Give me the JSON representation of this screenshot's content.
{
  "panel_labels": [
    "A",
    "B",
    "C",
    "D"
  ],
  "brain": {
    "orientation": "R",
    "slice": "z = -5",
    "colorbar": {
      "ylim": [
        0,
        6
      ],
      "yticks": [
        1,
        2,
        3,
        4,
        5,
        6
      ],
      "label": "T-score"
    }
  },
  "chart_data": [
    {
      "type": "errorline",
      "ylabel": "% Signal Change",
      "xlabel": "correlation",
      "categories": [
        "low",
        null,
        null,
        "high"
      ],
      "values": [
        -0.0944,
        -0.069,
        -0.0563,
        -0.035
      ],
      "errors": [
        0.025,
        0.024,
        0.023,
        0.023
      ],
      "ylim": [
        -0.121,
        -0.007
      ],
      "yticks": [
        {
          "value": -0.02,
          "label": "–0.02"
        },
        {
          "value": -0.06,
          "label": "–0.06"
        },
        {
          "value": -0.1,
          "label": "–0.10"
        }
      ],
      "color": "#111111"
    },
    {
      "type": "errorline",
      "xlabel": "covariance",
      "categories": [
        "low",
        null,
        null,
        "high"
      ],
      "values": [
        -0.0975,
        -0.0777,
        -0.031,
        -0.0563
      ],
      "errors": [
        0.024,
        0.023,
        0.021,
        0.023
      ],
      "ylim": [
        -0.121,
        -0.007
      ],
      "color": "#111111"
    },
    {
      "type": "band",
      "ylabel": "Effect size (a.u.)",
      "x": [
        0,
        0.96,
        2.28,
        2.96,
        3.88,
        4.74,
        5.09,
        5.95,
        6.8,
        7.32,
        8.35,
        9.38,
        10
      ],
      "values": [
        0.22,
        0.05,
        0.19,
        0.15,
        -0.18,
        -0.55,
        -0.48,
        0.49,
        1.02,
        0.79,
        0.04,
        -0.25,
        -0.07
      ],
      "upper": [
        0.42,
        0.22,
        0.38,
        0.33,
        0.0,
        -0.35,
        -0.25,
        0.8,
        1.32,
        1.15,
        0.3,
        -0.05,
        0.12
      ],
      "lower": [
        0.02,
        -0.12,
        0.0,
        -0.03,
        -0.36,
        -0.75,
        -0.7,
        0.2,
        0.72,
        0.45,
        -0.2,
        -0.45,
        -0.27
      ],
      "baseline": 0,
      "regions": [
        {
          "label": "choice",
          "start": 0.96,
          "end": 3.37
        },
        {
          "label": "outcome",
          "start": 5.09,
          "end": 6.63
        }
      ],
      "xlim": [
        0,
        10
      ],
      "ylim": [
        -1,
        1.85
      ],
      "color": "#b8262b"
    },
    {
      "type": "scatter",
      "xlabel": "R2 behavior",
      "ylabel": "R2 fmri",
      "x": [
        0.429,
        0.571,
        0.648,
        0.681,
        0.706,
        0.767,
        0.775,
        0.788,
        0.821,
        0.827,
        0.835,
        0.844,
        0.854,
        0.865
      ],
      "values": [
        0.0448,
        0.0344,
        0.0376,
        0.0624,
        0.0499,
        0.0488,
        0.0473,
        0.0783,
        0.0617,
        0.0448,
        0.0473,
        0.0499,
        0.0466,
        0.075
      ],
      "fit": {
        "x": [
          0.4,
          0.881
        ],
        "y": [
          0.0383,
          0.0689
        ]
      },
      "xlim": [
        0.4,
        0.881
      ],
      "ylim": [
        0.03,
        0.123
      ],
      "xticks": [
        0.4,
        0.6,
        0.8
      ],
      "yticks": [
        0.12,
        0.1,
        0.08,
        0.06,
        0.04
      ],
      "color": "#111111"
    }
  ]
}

========================================================================

> _AIM_
Restate the records, all of them, precisely as written.

> _REPLY_
Give me the JSON representation of this screenshot's content.
{
  "panel_labels": [
    "A",
    "B",
    "C",
    "D"
  ],
  "brain": {
    "orientation": "R",
    "slice": "z = -5",
    "colorbar": {
      "ylim": [
        0,
        6
      ],
      "yticks": [
        1,
        2,
        3,
        4,
        5,
        6
      ],
      "label": "T-score"
    }
  },
  "chart_data": [
    {
      "type": "errorline",
      "ylabel": "% Signal Change",
      "xlabel": "correlation",
      "categories": [
        "low",
        null,
        null,
        "high"
      ],
      "values": [
        -0.0944,
        -0.069,
        -0.0563,
        -0.035
      ],
      "errors": [
        0.025,
        0.024,
        0.023,
        0.023
      ],
      "ylim": [
        -0.121,
        -0.007
      ],
      "yticks": [
        {
          "value": -0.02,
          "label": "–0.02"
        },
        {
          "value": -0.06,
          "label": "–0.06"
        },
        {
          "value": -0.1,
          "label": "–0.10"
        }
      ],
      "color": "#111111"
    },
    {
      "type": "errorline",
      "xlabel": "covariance",
      "categories": [
        "low",
        null,
        null,
        "high"
      ],
      "values": [
        -0.0975,
        -0.0777,
        -0.031,
        -0.0563
      ],
      "errors": [
        0.024,
        0.023,
        0.021,
        0.023
      ],
      "ylim": [
        -0.121,
        -0.007
      ],
      "color": "#111111"
    },
    {
      "type": "band",
      "ylabel": "Effect size (a.u.)",
      "x": [
        0,
        0.96,
        2.28,
        2.96,
        3.88,
        4.74,
        5.09,
        5.95,
        6.8,
        7.32,
        8.35,
        9.38,
        10
      ],
      "values": [
        0.22,
        0.05,
        0.19,
        0.15,
        -0.18,
        -0.55,
        -0.48,
        0.49,
        1.02,
        0.79,
        0.04,
        -0.25,
        -0.07
      ],
      "upper": [
        0.42,
        0.22,
        0.38,
        0.33,
        0.0,
        -0.35,
        -0.25,
        0.8,
        1.32,
        1.15,
        0.3,
        -0.05,
        0.12
      ],
      "lower": [
        0.02,
        -0.12,
        0.0,
        -0.03,
        -0.36,
        -0.75,
        -0.7,
        0.2,
        0.72,
        0.45,
        -0.2,
        -0.45,
        -0.27
      ],
      "baseline": 0,
      "regions": [
        {
          "label": "choice",
          "start": 0.96,
          "end": 3.37
        },
        {
          "label": "outcome",
          "start": 5.09,
          "end": 6.63
        }
      ],
      "xlim": [
        0,
        10
      ],
      "ylim": [
        -1,
        1.85
      ],
      "color": "#b8262b"
    },
    {
      "type": "scatter",
      "xlabel": "R2 behavior",
      "ylabel": "R2 fmri",
      "x": [
        0.429,
        0.571,
        0.648,
        0.681,
        0.706,
        0.767,
        0.775,
        0.788,
        0.821,
        0.827,
        0.835,
        0.844,
        0.854,
        0.865
      ],
      "values": [
        0.0448,
        0.0344,
        0.0376,
        0.0624,
        0.0499,
        0.0488,
        0.0473,
        0.0783,
        0.0617,
        0.0448,
        0.0473,
        0.0499,
        0.0466,
        0.075
      ],
      "fit": {
        "x": [
          0.4,
          0.881
        ],
        "y": [
          0.0383,
          0.0689
        ]
      },
      "xlim": [
        0.4,
        0.881
      ],
      "ylim": [
        0.03,
        0.123
      ],
      "xticks": [
        0.4,
        0.6,
        0.8
      ],
      "yticks": [
        0.12,
        0.1,
        0.08,
        0.06,
        0.04
      ],
      "color": "#111111"
    }
  ]
}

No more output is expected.